— Begin —

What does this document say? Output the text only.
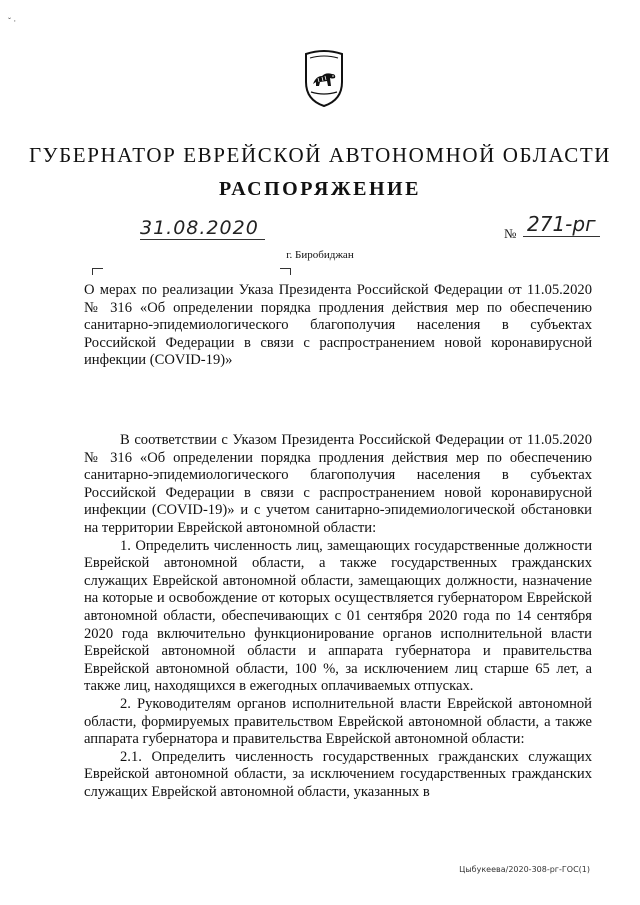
ˇ ·
ГУБЕРНАТОР ЕВРЕЙСКОЙ АВТОНОМНОЙ ОБЛАСТИ
РАСПОРЯЖЕНИЕ
31.08.2020	№ 271-рг
г. Биробиджан
О мерах по реализации Указа Президента Российской Федерации от 11.05.2020 № 316 «Об определении порядка продления действия мер по обеспечению санитарно-эпидемиологического благополучия населения в субъектах Российской Федерации в связи с распространением новой коронавирусной инфекции (COVID-19)»

В соответствии с Указом Президента Российской Федерации от 11.05.2020 № 316 «Об определении порядка продления действия мер по обеспечению санитарно-эпидемиологического благополучия населения в субъектах Российской Федерации в связи с распространением новой коронавирусной инфекции (COVID-19)» и с учетом санитарно-эпидемиологической обстановки на территории Еврейской автономной области:

1. Определить численность лиц, замещающих государственные должности Еврейской автономной области, а также государственных гражданских служащих Еврейской автономной области, замещающих должности, назначение на которые и освобождение от которых осуществляется губернатором Еврейской автономной области, обеспечивающих с 01 сентября 2020 года по 14 сентября 2020 года включительно функционирование органов исполнительной власти Еврейской автономной области и аппарата губернатора и правительства Еврейской автономной области, 100 %, за исключением лиц старше 65 лет, а также лиц, находящихся в ежегодных оплачиваемых отпусках.

2. Руководителям органов исполнительной власти Еврейской автономной области, формируемых правительством Еврейской автономной области, а также аппарата губернатора и правительства Еврейской автономной области:

2.1. Определить численность государственных гражданских служащих Еврейской автономной области, за исключением государственных гражданских служащих Еврейской автономной области, указанных в

Цыбукеева/2020-308-рг-ГОС(1)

— End —

#### [What the task requires]
Look through the entries and return every line where "власти" appears.

#### [The response]
1. Определить численность лиц, замещающих государственные должности Еврейской автономной области, а также государственных гражданских служащих Еврейской автономной области, замещающих должности, назначение на которые и освобождение от которых осуществляется губернатором Еврейской автономной области, обеспечивающих с 01 сентября 2020 года по 14 сентября 2020 года включительно функционирование органов исполнительной власти Еврейской автономной области и аппарата губернатора и правительства Еврейской автономной области, 100 %, за исключением лиц старше 65 лет, а также лиц, находящихся в ежегодных оплачиваемых отпусках.
2. Руководителям органов исполнительной власти Еврейской автономной области, формируемых правительством Еврейской автономной области, а также аппарата губернатора и правительства Еврейской автономной области:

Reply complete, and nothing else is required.